Teks —
---

Ketiga, kasus gereja GKI Yasmin, Aceh Singkil, dan beberapa daerah lainnya. Kelompok minoritas terancam untuk sekadar beribadah. Aturan tentang pembangunan tempat ibadah sama sekali tidak mencerminkan esensi konstitusi kita yang menjamin kemerdekaan beribadah dan berkeyakinan.

Nun jauh di sana, kita juga mendapatkan masalah-masalah yang terkait dengan sulitnya pembangunan masjid, vihara, dan pura, khususnya di daerah-daerah bagi kelompok minoritas umat beragama. Intinya, kelompok mayoritas seolah-olah mempunyai lisensi untuk menindas kelompok minoritas atas nama agama dan kepentingan politik.

Sekali lagi, kita lebih beruntung dari Myanmar, karena konstitusi kita menjunjung tinggi keadilan, kesetaraan, dan kedamaian bagi setiap warganegara di bumi pertiwi ini. Tapi, harus diakui kita masih kerap melakukan diskriminasi dan persekusi terhadap kelompok minoritas.

---

Daftar Tugas —
1. Dalam teks tentang kebebasan beribadah, "kita" disebut lebih beruntung daripada negara mana?
2. Tuliskan kembali tanpa perubahan bagian teks tentang kebebasan beribadah, mulai dari kata-kata "Ketiga, kasus gereja" dan berhenti setelah "terhadap kelompok minoritas.".

Data Mentah —
---

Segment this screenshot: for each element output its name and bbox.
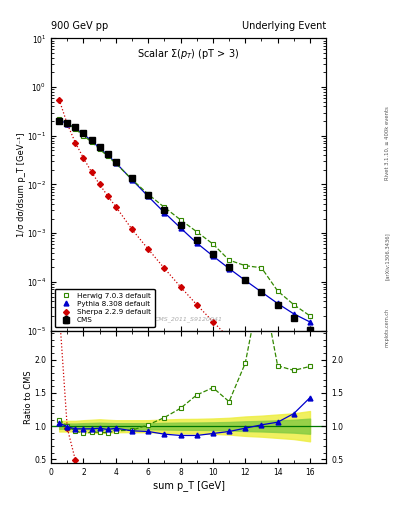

---

Jawaban per Tugas —
1. Myanmar.

2.
Ketiga, kasus gereja GKI Yasmin, Aceh Singkil, dan beberapa daerah lainnya. Kelompok minoritas terancam untuk sekadar beribadah. Aturan tentang pembangunan tempat ibadah sama sekali tidak mencerminkan esensi konstitusi kita yang menjamin kemerdekaan beribadah dan berkeyakinan.

Nun jauh di sana, kita juga mendapatkan masalah-masalah yang terkait dengan sulitnya pembangunan masjid, vihara, dan pura, khususnya di daerah-daerah bagi kelompok minoritas umat beragama. Intinya, kelompok mayoritas seolah-olah mempunyai lisensi untuk menindas kelompok minoritas atas nama agama dan kepentingan politik.

Sekali lagi, kita lebih beruntung dari Myanmar, karena konstitusi kita menjunjung tinggi keadilan, kesetaraan, dan kedamaian bagi setiap warganegara di bumi pertiwi ini. Tapi, harus diakui kita masih kerap melakukan diskriminasi dan persekusi terhadap kelompok minoritas.